JOB
How many lines hold the string "image"? Give only the number.

[Records about charts and figures]
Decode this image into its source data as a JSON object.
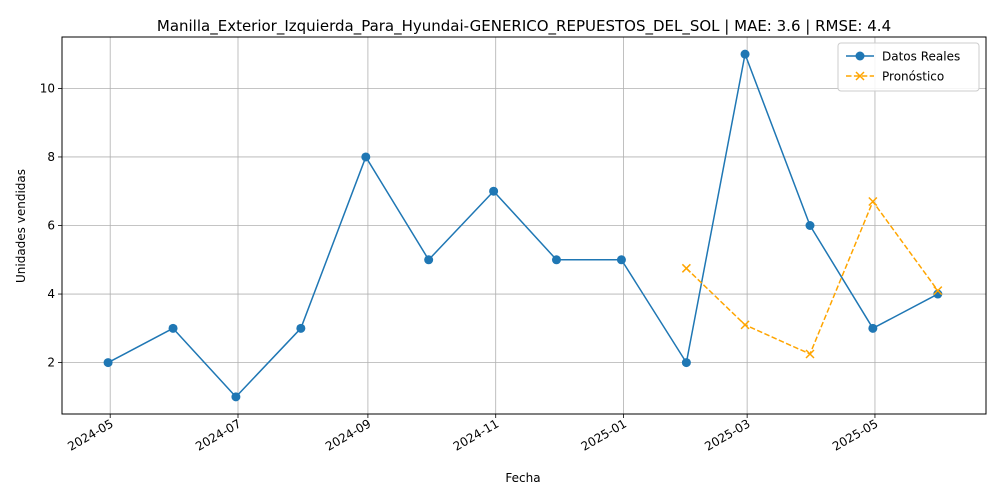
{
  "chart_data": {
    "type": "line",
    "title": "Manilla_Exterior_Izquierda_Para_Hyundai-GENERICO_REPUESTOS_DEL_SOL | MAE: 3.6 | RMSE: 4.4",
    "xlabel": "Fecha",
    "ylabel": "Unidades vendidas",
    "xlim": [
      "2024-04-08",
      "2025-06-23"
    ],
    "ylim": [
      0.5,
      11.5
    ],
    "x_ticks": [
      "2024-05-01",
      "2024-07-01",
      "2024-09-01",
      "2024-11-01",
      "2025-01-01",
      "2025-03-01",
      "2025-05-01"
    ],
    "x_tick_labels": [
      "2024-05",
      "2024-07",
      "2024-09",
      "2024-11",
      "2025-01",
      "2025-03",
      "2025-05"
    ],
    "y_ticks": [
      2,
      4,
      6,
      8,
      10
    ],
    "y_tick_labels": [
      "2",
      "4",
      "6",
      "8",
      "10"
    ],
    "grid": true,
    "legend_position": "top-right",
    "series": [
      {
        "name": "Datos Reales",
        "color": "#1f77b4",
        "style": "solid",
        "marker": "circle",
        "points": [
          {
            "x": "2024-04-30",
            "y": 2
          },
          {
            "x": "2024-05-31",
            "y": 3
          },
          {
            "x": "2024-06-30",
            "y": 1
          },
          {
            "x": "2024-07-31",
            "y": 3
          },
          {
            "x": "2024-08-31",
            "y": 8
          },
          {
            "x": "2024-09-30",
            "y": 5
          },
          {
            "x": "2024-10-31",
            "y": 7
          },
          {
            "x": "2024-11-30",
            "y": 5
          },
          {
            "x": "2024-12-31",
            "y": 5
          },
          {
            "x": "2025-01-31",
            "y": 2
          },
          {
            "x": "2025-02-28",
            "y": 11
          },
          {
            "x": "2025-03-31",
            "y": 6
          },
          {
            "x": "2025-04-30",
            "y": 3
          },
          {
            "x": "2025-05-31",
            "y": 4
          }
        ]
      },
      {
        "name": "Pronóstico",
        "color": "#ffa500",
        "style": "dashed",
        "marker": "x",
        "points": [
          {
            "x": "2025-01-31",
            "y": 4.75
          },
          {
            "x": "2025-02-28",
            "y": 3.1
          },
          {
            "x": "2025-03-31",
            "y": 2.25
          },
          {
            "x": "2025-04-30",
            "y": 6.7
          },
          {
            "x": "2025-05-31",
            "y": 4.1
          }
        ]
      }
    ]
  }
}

* * *

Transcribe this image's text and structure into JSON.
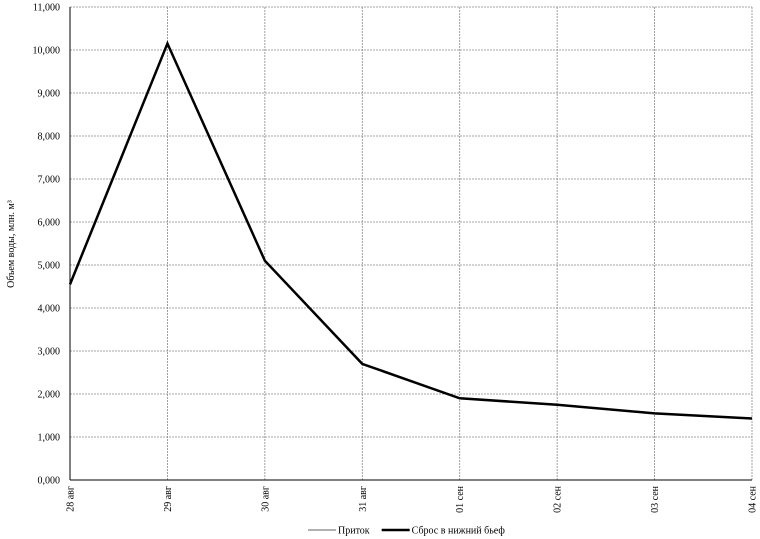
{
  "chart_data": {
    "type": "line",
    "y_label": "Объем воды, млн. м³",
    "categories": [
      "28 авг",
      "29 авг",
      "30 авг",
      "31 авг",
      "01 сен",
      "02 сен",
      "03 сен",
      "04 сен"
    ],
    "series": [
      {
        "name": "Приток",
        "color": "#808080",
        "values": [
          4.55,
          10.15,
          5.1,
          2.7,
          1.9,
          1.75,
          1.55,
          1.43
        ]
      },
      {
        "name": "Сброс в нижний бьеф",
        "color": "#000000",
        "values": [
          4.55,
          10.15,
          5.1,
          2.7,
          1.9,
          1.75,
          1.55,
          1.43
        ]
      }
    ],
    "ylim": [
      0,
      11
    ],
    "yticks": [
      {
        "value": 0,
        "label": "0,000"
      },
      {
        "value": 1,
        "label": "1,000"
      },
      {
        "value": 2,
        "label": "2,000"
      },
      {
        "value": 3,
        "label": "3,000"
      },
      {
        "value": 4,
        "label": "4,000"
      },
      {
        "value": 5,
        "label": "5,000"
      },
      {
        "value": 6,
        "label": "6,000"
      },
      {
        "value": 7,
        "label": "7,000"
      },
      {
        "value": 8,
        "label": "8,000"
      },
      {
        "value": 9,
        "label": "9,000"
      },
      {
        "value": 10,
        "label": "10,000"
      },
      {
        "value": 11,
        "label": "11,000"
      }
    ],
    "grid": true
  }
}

RIGHT ANSWER
2